Saved entries:
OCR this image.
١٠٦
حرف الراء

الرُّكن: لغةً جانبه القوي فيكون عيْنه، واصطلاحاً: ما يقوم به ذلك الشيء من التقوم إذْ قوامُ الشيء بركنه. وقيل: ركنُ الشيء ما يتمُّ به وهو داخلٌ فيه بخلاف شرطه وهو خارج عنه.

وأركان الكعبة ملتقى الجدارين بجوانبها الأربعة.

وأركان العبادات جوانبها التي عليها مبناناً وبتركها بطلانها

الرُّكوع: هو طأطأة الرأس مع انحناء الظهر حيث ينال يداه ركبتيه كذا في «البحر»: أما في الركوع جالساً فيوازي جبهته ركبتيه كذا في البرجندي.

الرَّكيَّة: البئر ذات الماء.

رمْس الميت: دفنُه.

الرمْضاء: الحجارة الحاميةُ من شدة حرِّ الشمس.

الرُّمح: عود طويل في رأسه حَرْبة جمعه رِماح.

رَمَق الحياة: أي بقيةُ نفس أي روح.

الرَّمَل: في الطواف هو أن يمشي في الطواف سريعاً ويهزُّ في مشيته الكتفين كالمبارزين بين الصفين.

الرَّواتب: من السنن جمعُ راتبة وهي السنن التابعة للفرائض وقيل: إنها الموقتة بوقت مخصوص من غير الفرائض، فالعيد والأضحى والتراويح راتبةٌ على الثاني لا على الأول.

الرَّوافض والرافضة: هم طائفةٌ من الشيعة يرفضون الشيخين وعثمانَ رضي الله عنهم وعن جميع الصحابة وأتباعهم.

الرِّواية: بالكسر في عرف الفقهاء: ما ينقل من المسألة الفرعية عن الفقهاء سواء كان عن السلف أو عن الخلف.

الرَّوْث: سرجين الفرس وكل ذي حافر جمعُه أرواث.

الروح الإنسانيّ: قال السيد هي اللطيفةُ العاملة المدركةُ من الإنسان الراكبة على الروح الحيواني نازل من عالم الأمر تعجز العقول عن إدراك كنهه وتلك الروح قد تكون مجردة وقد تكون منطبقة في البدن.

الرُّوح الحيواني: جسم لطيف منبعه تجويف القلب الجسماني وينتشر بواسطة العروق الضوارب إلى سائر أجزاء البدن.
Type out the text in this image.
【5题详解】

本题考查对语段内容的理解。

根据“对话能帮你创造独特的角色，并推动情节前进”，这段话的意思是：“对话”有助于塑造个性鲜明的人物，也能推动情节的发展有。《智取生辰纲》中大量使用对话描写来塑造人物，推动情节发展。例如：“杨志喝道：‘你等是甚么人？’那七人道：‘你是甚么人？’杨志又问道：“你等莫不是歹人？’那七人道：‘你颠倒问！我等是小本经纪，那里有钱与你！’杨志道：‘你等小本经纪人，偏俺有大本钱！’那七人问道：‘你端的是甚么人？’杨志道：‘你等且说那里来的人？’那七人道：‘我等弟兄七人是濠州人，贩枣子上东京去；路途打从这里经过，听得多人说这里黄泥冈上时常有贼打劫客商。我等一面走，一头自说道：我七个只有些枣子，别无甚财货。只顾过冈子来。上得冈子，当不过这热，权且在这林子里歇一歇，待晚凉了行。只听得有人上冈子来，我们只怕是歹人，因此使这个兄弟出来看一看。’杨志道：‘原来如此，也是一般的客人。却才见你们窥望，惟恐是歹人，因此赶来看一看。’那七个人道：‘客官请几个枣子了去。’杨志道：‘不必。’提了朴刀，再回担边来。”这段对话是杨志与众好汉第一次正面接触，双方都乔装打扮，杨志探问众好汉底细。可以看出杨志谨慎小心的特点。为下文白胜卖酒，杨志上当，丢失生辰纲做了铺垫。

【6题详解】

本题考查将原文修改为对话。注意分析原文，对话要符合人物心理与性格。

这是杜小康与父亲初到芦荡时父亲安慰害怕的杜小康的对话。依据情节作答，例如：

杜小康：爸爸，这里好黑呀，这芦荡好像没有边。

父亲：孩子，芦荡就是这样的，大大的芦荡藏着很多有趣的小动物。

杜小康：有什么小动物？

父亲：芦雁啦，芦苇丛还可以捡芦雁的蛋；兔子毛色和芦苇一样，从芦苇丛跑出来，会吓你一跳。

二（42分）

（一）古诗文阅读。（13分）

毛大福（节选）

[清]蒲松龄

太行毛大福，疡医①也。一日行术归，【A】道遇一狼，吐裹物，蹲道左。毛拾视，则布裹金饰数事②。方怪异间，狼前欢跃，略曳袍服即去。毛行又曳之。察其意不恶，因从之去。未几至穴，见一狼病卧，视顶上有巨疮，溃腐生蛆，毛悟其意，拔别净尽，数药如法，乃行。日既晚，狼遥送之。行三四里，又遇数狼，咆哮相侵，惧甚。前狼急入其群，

◆ Problem ◆
Show all lines from the listing above in which "وقيل" appears.

◆ Result ◆
الرُّكن: لغةً جانبه القوي فيكون عيْنه، واصطلاحاً: ما يقوم به ذلك الشيء من التقوم إذْ قوامُ الشيء بركنه. وقيل: ركنُ الشيء ما يتمُّ به وهو داخلٌ فيه بخلاف شرطه وهو خارج عنه.
الرَّواتب: من السنن جمعُ راتبة وهي السنن التابعة للفرائض وقيل: إنها الموقتة بوقت مخصوص من غير الفرائض، فالعيد والأضحى والتراويح راتبةٌ على الثاني لا على الأول.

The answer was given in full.